▸ The exercise:
Tally the lines holding "symptoms" and state only that figure.

▸ Records:
══════
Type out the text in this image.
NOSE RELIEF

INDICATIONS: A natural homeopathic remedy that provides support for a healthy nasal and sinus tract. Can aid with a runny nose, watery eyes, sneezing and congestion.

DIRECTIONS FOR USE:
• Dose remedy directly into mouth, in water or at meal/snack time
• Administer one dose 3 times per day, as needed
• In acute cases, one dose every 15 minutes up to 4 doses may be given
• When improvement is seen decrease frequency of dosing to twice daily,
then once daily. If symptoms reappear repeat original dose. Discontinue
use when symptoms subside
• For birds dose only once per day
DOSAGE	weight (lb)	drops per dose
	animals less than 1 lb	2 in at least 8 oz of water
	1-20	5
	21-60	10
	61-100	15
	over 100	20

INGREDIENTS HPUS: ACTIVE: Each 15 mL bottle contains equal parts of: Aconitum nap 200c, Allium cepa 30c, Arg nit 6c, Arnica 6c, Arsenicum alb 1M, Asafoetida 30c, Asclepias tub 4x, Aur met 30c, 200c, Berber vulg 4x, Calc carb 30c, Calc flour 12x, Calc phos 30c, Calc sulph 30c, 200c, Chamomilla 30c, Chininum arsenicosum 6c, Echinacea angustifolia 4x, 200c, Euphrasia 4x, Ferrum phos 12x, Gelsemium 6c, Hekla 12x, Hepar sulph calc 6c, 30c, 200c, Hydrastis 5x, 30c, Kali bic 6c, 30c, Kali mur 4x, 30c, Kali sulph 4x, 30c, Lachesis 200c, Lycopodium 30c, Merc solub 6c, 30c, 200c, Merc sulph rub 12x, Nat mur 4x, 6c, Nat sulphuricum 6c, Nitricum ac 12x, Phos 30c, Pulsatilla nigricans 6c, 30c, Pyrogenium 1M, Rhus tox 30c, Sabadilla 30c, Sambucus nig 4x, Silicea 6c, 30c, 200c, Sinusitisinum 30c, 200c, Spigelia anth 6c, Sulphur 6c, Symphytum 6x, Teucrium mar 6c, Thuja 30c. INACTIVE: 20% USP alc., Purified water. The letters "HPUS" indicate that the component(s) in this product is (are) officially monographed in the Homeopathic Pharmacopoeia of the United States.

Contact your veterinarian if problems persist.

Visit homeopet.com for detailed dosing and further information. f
══════
▸ Exercise response:
2